*SET EXERCISE:* Wherever the word "Gait" shows up in a line, please copy that line.

Data extracted from a collection:
******

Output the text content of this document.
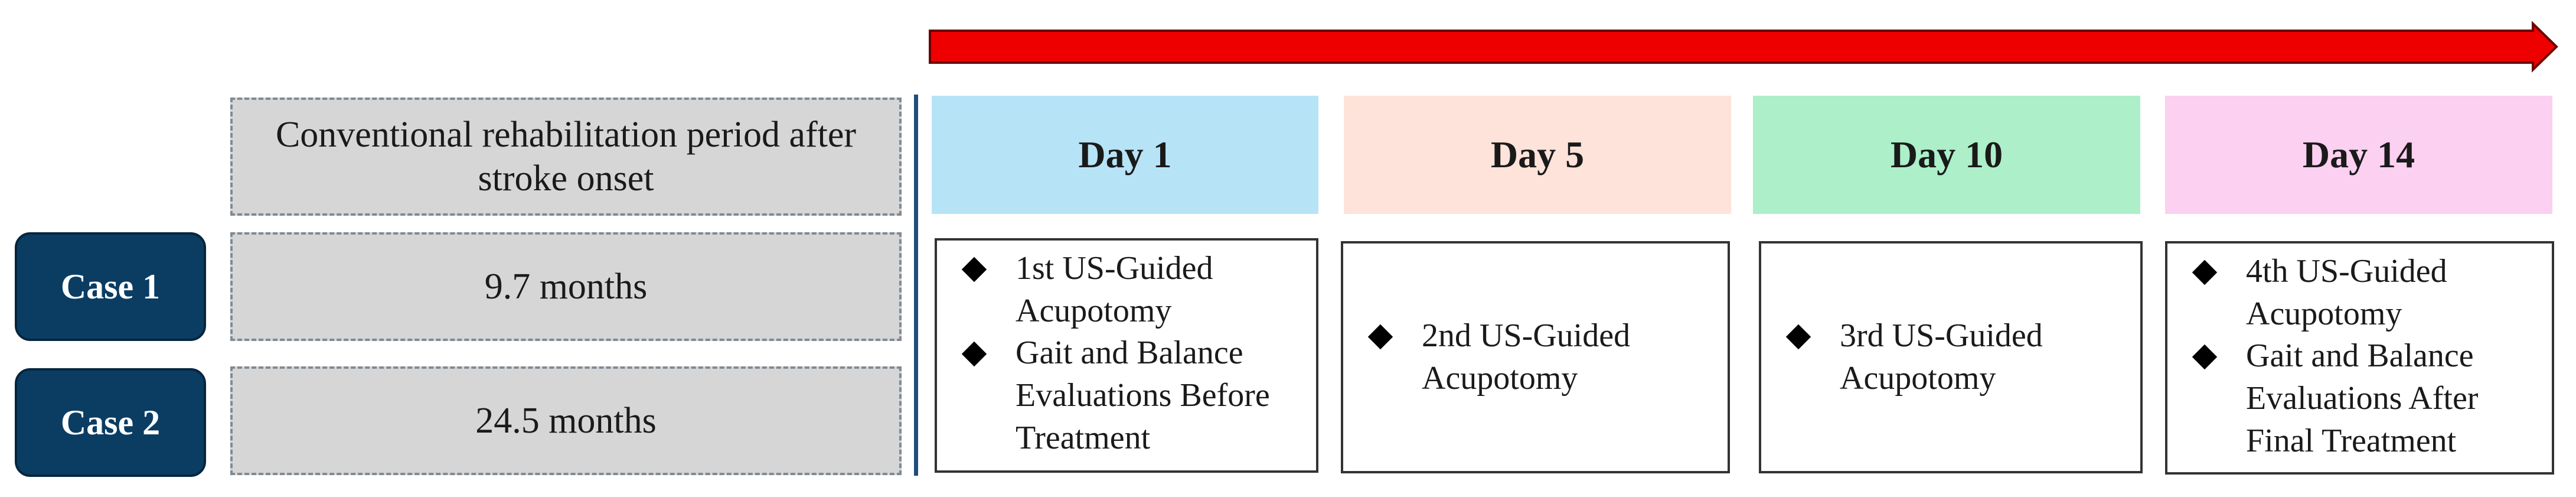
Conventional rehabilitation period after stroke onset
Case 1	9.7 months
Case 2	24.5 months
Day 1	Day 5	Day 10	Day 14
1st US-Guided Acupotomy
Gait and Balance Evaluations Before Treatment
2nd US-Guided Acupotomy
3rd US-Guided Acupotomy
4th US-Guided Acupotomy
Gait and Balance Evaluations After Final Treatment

******

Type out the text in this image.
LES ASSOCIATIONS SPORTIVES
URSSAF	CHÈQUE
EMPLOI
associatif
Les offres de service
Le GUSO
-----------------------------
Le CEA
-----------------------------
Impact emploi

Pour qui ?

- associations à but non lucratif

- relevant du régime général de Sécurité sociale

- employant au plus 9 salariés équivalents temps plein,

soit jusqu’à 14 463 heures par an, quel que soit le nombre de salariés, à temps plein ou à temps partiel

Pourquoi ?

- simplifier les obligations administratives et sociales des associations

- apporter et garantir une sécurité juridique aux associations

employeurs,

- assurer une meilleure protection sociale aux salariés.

******

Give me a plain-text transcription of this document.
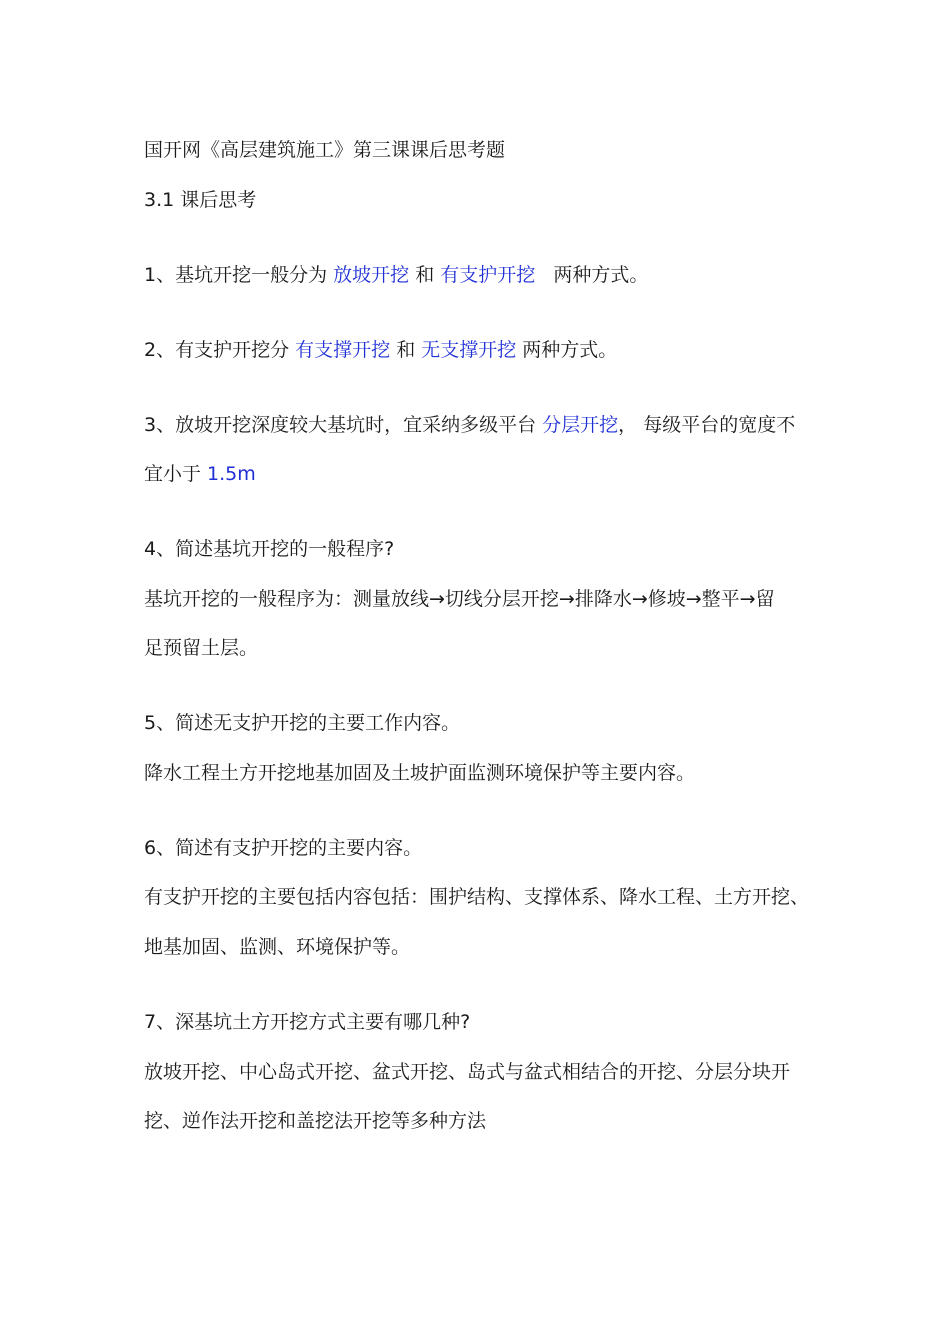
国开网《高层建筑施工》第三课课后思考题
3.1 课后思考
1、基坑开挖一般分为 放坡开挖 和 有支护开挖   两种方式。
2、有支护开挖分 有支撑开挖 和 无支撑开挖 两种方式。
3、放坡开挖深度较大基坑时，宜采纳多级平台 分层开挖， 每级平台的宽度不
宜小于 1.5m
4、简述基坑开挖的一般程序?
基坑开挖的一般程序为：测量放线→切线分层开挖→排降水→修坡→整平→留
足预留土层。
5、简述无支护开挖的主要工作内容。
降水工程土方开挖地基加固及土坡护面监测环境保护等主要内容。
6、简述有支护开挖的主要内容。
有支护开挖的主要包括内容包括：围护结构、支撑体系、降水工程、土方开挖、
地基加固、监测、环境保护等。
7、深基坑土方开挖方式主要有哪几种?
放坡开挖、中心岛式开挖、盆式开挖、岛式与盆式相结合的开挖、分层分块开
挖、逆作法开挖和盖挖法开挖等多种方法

******

*CORRECT RESPONSE:*
Gait and Balance Evaluations Before Treatment
Gait and Balance Evaluations After Final Treatment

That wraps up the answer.